- DESCRIPTION OF THE TASK -
Go through the listing and return every line with "scheduling" in it.

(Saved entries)
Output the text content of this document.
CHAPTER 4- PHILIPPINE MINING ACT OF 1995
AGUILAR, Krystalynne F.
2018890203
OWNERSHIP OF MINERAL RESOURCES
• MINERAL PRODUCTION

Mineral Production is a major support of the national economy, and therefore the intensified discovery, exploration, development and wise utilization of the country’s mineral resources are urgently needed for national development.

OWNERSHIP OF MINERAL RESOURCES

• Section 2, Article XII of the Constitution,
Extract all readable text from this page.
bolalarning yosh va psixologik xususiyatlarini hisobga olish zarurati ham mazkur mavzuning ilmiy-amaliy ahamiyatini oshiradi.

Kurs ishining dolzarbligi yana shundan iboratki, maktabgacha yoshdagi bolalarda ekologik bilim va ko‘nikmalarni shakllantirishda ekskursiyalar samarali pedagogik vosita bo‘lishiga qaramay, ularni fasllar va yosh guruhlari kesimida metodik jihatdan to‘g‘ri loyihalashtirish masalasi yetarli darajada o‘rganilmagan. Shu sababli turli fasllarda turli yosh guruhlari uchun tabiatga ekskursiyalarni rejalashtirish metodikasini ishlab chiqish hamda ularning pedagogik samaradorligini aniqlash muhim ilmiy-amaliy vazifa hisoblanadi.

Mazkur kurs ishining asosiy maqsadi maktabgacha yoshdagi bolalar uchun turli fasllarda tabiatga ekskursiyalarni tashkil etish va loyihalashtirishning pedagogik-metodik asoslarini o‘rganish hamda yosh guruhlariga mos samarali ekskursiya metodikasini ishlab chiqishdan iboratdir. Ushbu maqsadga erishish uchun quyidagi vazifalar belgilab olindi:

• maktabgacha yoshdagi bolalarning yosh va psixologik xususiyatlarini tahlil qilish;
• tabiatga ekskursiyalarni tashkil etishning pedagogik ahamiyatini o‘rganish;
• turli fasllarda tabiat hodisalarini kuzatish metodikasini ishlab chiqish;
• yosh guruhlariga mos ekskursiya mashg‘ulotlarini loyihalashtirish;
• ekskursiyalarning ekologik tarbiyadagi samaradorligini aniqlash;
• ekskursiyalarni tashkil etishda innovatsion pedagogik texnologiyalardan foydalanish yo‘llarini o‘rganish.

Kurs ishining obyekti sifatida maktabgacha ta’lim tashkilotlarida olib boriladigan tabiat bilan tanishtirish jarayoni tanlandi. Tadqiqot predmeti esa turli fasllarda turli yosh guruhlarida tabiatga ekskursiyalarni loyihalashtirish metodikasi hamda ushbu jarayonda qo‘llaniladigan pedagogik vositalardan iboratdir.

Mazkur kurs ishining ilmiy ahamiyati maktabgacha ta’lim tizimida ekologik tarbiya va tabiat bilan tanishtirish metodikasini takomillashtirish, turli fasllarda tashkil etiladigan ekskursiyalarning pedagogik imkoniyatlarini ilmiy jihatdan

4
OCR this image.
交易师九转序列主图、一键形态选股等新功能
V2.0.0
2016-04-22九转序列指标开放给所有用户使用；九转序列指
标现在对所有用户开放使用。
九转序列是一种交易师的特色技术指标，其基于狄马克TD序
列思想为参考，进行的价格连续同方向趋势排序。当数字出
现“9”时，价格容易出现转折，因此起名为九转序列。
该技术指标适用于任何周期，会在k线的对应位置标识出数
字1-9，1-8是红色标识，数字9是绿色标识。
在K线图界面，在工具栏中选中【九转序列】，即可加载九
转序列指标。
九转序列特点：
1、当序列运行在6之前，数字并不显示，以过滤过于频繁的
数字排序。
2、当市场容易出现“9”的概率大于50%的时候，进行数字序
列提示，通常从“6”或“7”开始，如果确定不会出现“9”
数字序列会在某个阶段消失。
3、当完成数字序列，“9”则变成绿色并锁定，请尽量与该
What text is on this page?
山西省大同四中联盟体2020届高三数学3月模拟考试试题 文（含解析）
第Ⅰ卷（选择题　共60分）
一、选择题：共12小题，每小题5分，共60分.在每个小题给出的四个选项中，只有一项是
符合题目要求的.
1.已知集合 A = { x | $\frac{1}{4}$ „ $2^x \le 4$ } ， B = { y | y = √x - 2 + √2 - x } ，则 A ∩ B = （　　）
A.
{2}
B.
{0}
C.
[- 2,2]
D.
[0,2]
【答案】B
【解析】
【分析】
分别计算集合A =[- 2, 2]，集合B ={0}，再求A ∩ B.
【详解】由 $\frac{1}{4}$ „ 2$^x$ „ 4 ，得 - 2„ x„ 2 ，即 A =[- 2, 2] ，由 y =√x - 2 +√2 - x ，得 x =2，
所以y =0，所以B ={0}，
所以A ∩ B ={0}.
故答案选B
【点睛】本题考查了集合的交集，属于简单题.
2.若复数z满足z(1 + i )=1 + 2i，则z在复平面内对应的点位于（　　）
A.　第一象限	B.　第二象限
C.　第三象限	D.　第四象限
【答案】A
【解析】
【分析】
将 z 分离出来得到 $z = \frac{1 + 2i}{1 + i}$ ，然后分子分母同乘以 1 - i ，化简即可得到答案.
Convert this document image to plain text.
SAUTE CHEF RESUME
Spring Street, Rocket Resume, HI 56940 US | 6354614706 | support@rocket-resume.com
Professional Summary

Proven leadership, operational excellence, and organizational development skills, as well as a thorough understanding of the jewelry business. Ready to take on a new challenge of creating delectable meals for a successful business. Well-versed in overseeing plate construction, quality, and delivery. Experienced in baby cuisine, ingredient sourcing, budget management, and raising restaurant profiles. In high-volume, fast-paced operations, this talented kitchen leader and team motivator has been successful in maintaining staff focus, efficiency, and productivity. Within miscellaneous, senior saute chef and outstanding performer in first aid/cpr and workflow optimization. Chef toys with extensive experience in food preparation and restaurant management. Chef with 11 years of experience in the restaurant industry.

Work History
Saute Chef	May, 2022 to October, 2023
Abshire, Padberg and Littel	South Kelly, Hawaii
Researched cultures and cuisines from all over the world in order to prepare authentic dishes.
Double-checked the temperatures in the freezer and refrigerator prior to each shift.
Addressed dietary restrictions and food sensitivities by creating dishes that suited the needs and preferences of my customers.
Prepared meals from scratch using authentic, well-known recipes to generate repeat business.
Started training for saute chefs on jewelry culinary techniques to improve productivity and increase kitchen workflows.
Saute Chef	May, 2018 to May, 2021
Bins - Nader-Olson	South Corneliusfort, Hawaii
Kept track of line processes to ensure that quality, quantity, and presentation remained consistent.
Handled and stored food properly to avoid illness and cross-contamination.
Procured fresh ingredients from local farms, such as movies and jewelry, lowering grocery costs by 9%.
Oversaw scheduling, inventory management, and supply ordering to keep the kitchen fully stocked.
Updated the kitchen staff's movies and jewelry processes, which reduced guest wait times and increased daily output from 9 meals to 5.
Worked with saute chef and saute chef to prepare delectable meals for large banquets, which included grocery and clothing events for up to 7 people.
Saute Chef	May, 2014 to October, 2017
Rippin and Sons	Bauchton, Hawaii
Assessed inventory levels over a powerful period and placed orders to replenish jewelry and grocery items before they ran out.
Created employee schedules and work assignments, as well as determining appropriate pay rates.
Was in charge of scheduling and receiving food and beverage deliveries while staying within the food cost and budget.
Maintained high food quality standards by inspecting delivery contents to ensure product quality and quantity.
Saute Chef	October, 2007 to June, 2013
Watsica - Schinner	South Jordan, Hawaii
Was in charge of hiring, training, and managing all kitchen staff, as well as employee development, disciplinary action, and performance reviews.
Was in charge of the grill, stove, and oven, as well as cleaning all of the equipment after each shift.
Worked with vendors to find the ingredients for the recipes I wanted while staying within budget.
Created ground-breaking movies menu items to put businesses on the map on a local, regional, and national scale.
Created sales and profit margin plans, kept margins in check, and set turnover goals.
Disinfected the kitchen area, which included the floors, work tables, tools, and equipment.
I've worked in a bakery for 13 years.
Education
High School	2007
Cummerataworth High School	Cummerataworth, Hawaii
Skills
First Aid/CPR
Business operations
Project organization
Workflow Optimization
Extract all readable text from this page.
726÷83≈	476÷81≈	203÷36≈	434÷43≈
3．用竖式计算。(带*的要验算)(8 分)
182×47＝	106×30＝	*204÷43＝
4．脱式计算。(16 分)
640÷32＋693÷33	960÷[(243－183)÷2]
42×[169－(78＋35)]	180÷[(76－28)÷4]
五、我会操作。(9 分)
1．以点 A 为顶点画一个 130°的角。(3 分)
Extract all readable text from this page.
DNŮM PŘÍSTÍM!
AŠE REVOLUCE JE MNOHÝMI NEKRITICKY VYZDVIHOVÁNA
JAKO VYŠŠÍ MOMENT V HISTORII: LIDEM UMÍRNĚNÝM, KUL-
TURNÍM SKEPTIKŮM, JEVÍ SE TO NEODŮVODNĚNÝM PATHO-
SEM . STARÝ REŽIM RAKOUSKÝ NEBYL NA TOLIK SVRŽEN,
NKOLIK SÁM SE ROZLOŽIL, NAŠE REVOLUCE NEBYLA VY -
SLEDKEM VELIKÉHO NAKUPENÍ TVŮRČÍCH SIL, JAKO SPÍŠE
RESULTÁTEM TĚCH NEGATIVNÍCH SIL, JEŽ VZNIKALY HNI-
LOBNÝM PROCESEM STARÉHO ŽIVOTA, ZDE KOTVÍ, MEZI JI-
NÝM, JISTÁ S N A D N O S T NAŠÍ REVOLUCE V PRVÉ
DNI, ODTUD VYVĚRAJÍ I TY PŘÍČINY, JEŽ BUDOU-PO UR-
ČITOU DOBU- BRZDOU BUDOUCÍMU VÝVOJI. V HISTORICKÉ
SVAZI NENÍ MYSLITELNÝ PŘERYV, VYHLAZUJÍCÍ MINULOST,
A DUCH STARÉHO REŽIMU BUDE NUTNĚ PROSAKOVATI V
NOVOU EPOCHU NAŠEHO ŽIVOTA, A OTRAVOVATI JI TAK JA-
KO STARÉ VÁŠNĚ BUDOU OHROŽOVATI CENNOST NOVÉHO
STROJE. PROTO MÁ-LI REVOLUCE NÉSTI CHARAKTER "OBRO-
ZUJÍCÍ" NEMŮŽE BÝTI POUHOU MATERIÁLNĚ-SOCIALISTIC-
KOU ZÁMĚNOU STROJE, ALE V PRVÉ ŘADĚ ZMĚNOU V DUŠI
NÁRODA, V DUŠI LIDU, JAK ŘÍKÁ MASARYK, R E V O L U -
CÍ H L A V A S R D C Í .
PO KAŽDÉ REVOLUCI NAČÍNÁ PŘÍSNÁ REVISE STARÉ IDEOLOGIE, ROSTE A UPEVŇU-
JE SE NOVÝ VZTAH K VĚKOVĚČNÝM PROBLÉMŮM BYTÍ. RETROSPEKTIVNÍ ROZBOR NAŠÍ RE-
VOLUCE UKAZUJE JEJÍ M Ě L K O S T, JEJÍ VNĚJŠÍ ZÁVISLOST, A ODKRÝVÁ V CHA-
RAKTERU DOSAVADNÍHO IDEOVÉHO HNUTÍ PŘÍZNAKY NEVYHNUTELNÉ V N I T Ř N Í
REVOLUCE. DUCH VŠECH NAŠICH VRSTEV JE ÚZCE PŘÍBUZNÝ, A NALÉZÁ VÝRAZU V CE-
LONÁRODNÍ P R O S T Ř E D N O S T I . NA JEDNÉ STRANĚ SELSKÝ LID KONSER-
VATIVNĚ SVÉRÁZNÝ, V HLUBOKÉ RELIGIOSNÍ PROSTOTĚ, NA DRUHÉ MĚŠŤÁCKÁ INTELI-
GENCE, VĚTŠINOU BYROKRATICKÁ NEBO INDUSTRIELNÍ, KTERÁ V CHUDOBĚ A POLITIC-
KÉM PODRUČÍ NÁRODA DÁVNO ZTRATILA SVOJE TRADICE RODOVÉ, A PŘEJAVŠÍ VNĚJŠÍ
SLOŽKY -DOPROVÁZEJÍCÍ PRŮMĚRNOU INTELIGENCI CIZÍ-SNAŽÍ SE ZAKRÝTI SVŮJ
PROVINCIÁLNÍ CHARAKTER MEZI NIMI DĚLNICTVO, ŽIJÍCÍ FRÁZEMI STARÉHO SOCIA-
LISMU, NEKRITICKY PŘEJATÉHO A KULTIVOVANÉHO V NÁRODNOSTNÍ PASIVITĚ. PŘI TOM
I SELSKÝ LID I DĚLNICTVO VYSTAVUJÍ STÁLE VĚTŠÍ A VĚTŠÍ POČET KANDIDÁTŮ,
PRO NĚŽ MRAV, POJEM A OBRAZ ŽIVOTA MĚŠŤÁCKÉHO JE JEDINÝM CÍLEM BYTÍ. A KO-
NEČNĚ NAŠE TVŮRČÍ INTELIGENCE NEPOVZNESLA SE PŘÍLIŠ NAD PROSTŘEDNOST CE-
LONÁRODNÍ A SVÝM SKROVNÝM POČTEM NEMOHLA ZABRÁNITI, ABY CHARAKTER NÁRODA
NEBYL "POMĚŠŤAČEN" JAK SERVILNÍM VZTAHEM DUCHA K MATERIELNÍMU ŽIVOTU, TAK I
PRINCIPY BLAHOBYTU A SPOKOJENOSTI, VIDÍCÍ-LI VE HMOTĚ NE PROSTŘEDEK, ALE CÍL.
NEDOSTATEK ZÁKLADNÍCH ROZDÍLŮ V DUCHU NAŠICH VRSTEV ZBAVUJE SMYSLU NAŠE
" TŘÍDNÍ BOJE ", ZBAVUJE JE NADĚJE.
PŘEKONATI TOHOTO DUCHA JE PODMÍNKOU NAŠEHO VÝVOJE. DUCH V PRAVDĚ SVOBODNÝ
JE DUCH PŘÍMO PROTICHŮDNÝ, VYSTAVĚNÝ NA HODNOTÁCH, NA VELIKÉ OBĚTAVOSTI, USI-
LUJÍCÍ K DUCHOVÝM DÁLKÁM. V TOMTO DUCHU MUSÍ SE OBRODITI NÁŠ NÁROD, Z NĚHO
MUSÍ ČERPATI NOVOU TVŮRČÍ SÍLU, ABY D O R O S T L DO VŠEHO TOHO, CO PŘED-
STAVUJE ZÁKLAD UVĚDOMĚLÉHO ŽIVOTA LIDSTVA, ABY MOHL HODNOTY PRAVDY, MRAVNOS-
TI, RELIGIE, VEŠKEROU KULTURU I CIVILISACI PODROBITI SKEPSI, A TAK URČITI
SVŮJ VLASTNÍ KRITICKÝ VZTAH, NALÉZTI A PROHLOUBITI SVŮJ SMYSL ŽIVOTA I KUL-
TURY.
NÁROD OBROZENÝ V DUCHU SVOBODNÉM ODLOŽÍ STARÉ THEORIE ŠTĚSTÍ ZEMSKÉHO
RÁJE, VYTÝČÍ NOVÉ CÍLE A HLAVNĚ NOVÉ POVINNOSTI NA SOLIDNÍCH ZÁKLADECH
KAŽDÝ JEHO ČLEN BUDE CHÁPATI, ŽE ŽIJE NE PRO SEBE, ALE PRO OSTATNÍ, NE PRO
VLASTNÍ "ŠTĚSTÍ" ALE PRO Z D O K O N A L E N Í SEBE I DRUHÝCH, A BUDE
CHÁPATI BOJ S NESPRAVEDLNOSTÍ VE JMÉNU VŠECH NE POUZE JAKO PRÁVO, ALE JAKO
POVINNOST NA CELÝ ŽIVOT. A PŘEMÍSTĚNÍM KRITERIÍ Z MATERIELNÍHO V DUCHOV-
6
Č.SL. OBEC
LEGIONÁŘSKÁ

- SOLUTION FOR THIS EXERCISE -
Oversaw scheduling, inventory management, and supply ordering to keep the kitchen fully stocked.
Was in charge of scheduling and receiving food and beverage deliveries while staying within the food cost and budget.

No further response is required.